====== Dataset records ======

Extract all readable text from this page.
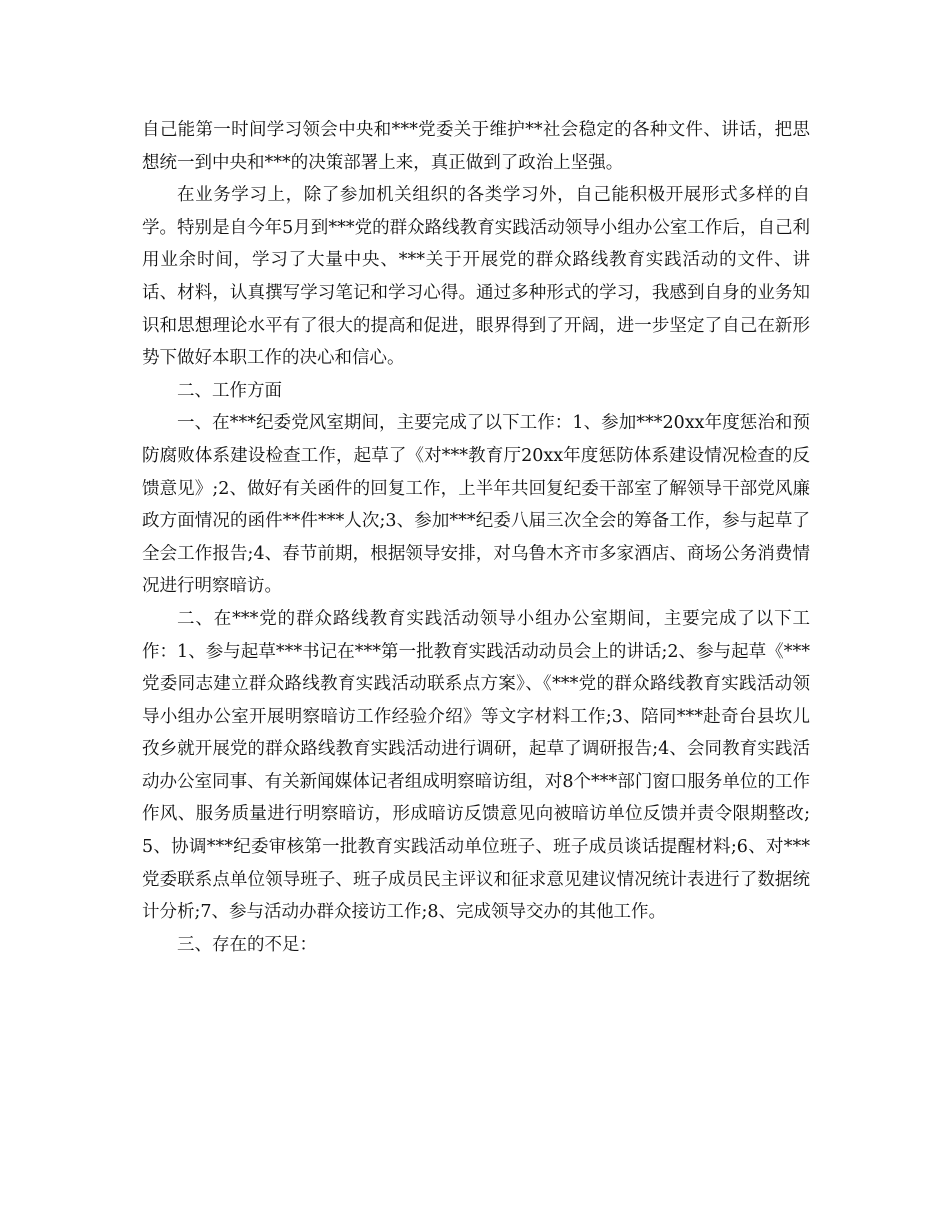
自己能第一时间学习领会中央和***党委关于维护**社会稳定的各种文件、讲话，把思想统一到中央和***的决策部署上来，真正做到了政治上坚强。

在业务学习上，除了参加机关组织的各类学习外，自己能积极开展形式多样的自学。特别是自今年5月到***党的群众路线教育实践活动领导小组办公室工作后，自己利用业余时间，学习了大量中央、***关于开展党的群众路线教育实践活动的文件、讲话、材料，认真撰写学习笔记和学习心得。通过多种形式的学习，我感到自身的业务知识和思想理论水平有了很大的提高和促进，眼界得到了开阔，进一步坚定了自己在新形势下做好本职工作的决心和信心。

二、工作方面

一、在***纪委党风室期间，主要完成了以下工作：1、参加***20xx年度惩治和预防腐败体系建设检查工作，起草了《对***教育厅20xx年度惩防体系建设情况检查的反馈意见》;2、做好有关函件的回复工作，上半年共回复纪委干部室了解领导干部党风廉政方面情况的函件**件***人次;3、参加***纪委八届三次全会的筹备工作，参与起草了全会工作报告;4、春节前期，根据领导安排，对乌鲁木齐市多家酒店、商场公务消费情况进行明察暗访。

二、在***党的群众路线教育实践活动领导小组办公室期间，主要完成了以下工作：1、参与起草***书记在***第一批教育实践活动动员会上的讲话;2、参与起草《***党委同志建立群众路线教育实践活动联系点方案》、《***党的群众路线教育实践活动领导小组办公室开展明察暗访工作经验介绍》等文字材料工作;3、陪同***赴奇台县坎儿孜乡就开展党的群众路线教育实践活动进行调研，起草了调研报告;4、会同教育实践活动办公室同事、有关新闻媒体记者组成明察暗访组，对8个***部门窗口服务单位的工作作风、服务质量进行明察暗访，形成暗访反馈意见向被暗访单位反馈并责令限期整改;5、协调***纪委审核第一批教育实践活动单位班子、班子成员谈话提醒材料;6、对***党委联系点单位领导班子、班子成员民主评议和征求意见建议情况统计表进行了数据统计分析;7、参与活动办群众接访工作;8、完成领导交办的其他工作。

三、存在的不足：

======

Stated goal:
Print each record exactly as it stands, leaving the images out.

Response to the task:
Extract all readable text from this page.
自己能第一时间学习领会中央和***党委关于维护**社会稳定的各种文件、讲话，把思想统一到中央和***的决策部署上来，真正做到了政治上坚强。

在业务学习上，除了参加机关组织的各类学习外，自己能积极开展形式多样的自学。特别是自今年5月到***党的群众路线教育实践活动领导小组办公室工作后，自己利用业余时间，学习了大量中央、***关于开展党的群众路线教育实践活动的文件、讲话、材料，认真撰写学习笔记和学习心得。通过多种形式的学习，我感到自身的业务知识和思想理论水平有了很大的提高和促进，眼界得到了开阔，进一步坚定了自己在新形势下做好本职工作的决心和信心。

二、工作方面

一、在***纪委党风室期间，主要完成了以下工作：1、参加***20xx年度惩治和预防腐败体系建设检查工作，起草了《对***教育厅20xx年度惩防体系建设情况检查的反馈意见》;2、做好有关函件的回复工作，上半年共回复纪委干部室了解领导干部党风廉政方面情况的函件**件***人次;3、参加***纪委八届三次全会的筹备工作，参与起草了全会工作报告;4、春节前期，根据领导安排，对乌鲁木齐市多家酒店、商场公务消费情况进行明察暗访。

二、在***党的群众路线教育实践活动领导小组办公室期间，主要完成了以下工作：1、参与起草***书记在***第一批教育实践活动动员会上的讲话;2、参与起草《***党委同志建立群众路线教育实践活动联系点方案》、《***党的群众路线教育实践活动领导小组办公室开展明察暗访工作经验介绍》等文字材料工作;3、陪同***赴奇台县坎儿孜乡就开展党的群众路线教育实践活动进行调研，起草了调研报告;4、会同教育实践活动办公室同事、有关新闻媒体记者组成明察暗访组，对8个***部门窗口服务单位的工作作风、服务质量进行明察暗访，形成暗访反馈意见向被暗访单位反馈并责令限期整改;5、协调***纪委审核第一批教育实践活动单位班子、班子成员谈话提醒材料;6、对***党委联系点单位领导班子、班子成员民主评议和征求意见建议情况统计表进行了数据统计分析;7、参与活动办群众接访工作;8、完成领导交办的其他工作。

三、存在的不足：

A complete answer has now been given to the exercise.